Up, down, all around: LinkedIn, RIM, Sony, Sharp

Tech companies see ups and downs:

LinkedIn, the online professional network provider, is seeing its shares soar today after it reported second-quarter earnings that beat expectations Thursday. The company cited strength in recruitment business and issued an upbeat forecast. Today, a strong U.S. jobs report for July seems to support that optimism.

Shares of LinkedIn are up more than 14 percent to about $106.75. They have a 52-week range of $55.98 to $120.63. LinkedIn’s earnings and performance on Wall Street had been the subject of many a comparison between the Mountain View company and other companies in the social-networking industry. Most notably, Facebook stock fell to record lows this week. But the Menlo Park company and the broader stock markets are seeing a healthy bump today on Wall Street after this morning’s U.S. employment news.

• Beleaguered BlackBerry maker RIM is rolling out an LTE-capable PlayBook tablet. Research in Motion is trying to stay relevant as its products fall out of favor in the age of Android smartphones and tablets and Apple iPhones and iPads. According to Reuters, the new PlayBook will launch in Canada next week and in the United States and elsewhere in the coming months. RIM introduced a WiFi-only PlayBook last year. Sales were so underwhelming the Canadian company had to write off nearly a half-billion dollars in unsold inventory. Since then, the company has replaced its longtime CEOs.

- **What the task requires**:
Output the passage of the tech company roundup starting at "Shares of LinkedIn" and ending at "U.S. employment news.", word for word. The records that follow the text were taken from a different source.

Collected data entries

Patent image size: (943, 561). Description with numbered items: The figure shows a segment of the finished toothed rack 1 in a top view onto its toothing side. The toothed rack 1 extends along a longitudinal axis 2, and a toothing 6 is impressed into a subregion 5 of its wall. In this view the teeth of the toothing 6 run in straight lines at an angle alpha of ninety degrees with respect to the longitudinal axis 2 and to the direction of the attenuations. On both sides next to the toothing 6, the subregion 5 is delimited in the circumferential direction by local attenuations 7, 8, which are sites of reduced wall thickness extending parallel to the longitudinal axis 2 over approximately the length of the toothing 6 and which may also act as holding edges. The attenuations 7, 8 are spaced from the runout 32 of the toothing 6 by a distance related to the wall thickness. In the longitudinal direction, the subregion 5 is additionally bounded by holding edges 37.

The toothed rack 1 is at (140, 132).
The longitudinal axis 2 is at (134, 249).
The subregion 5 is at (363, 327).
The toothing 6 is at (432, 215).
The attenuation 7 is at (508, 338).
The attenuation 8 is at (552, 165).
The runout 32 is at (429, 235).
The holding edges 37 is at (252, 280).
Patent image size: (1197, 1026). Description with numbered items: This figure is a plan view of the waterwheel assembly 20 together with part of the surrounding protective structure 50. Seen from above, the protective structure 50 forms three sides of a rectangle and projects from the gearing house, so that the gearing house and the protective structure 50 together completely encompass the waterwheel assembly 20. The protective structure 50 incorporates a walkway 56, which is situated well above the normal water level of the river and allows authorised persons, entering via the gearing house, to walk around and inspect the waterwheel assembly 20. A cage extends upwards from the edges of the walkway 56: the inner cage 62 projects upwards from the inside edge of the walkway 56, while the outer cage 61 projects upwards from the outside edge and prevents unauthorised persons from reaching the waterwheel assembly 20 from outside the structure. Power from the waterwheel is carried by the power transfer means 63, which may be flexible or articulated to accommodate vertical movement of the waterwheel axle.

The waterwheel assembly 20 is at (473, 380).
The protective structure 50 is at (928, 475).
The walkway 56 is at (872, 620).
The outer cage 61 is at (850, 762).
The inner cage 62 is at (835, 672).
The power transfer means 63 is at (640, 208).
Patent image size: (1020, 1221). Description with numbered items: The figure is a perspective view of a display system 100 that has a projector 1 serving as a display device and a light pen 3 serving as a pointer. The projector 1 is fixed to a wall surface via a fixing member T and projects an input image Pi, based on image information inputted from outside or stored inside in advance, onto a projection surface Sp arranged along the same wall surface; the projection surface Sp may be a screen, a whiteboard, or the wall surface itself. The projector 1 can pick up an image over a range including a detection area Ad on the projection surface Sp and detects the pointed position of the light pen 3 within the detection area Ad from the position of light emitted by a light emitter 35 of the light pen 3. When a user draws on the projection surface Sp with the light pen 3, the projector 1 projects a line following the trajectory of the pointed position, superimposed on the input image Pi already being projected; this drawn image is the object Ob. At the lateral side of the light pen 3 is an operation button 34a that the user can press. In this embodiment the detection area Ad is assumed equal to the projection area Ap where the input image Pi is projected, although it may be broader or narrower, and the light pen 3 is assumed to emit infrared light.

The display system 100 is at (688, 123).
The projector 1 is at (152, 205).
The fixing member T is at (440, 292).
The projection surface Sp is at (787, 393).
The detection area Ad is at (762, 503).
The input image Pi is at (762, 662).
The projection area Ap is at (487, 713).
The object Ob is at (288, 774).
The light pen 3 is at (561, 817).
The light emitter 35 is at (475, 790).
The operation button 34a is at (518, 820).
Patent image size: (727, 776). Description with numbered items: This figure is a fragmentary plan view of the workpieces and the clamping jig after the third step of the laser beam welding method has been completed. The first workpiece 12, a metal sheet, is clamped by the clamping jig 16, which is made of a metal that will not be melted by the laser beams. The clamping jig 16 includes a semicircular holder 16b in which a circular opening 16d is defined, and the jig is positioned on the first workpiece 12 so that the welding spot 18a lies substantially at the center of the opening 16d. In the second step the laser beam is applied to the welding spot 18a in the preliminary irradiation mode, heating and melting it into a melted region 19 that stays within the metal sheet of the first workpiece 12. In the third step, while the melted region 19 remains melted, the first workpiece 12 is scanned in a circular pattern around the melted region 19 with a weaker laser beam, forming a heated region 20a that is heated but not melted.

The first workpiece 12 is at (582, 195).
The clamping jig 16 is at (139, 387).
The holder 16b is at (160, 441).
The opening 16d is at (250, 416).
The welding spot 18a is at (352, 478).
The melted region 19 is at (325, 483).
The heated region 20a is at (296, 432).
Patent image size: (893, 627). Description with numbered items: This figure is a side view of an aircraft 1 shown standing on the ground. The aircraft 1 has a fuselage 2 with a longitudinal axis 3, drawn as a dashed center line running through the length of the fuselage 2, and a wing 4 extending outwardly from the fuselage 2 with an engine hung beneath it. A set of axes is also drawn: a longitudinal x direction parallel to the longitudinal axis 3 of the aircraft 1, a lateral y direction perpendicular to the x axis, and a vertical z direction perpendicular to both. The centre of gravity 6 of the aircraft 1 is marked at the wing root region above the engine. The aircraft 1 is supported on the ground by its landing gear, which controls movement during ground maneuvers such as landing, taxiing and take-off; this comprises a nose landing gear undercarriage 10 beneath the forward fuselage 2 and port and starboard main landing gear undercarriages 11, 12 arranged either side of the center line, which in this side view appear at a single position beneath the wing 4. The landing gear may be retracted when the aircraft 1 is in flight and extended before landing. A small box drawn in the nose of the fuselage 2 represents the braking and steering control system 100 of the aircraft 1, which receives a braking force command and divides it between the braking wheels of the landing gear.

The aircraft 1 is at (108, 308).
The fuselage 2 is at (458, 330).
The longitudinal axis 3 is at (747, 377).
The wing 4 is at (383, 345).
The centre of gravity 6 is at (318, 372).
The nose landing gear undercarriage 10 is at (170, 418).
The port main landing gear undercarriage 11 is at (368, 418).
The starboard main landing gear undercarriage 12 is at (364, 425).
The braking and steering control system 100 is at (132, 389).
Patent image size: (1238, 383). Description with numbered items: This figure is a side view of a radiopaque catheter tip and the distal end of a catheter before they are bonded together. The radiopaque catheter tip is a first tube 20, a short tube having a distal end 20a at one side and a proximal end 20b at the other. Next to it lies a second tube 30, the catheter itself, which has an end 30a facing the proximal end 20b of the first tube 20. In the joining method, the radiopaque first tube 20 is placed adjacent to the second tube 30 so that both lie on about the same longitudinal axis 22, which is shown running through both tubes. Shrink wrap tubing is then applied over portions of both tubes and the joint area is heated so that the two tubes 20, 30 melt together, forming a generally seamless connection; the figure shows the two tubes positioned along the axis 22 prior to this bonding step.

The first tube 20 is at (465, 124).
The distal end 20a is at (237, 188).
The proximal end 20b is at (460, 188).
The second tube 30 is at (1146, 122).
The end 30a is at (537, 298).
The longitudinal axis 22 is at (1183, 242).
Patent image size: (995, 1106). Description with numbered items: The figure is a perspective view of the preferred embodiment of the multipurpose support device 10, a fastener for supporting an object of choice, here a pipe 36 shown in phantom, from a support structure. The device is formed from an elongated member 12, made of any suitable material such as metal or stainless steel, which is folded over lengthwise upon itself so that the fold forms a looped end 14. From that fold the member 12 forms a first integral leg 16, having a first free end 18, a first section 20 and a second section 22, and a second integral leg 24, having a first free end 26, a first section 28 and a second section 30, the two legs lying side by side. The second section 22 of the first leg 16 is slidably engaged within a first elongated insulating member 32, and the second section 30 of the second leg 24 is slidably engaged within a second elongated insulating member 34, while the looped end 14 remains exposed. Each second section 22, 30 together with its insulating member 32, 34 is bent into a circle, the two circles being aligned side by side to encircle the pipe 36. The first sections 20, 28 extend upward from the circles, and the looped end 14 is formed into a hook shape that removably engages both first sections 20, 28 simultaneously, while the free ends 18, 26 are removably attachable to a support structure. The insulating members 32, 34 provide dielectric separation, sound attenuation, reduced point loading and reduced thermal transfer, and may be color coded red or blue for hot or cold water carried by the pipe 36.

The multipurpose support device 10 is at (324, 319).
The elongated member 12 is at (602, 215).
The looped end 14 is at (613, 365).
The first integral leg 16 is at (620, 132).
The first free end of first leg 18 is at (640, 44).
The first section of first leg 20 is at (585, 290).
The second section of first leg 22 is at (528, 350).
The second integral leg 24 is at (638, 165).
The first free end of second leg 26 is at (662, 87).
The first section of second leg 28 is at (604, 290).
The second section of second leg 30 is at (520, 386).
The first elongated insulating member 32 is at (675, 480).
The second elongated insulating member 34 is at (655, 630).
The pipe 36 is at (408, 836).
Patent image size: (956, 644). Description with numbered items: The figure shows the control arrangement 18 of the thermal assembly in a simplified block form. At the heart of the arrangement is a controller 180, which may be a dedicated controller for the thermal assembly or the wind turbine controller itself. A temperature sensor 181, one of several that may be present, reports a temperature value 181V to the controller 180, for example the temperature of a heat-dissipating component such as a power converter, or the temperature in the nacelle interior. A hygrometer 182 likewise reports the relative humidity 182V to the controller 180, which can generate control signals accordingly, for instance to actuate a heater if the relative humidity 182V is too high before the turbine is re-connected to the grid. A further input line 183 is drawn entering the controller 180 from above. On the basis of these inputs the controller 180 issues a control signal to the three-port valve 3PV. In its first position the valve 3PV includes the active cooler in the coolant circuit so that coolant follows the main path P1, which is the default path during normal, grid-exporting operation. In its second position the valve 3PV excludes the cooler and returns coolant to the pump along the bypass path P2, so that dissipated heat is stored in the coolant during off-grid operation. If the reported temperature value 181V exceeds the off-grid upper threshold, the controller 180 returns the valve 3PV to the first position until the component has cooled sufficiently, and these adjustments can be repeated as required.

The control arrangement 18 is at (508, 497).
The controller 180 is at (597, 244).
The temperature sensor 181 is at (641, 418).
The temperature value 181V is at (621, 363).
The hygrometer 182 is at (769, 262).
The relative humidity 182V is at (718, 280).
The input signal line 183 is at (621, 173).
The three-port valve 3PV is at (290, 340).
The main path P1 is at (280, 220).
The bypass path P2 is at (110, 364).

- **Answer for this exercise**:
Shares of LinkedIn are up more than 14 percent to about $106.75. They have a 52-week range of $55.98 to $120.63. LinkedIn’s earnings and performance on Wall Street had been the subject of many a comparison between the Mountain View company and other companies in the social-networking industry. Most notably, Facebook stock fell to record lows this week. But the Menlo Park company and the broader stock markets are seeing a healthy bump today on Wall Street after this morning’s U.S. employment news.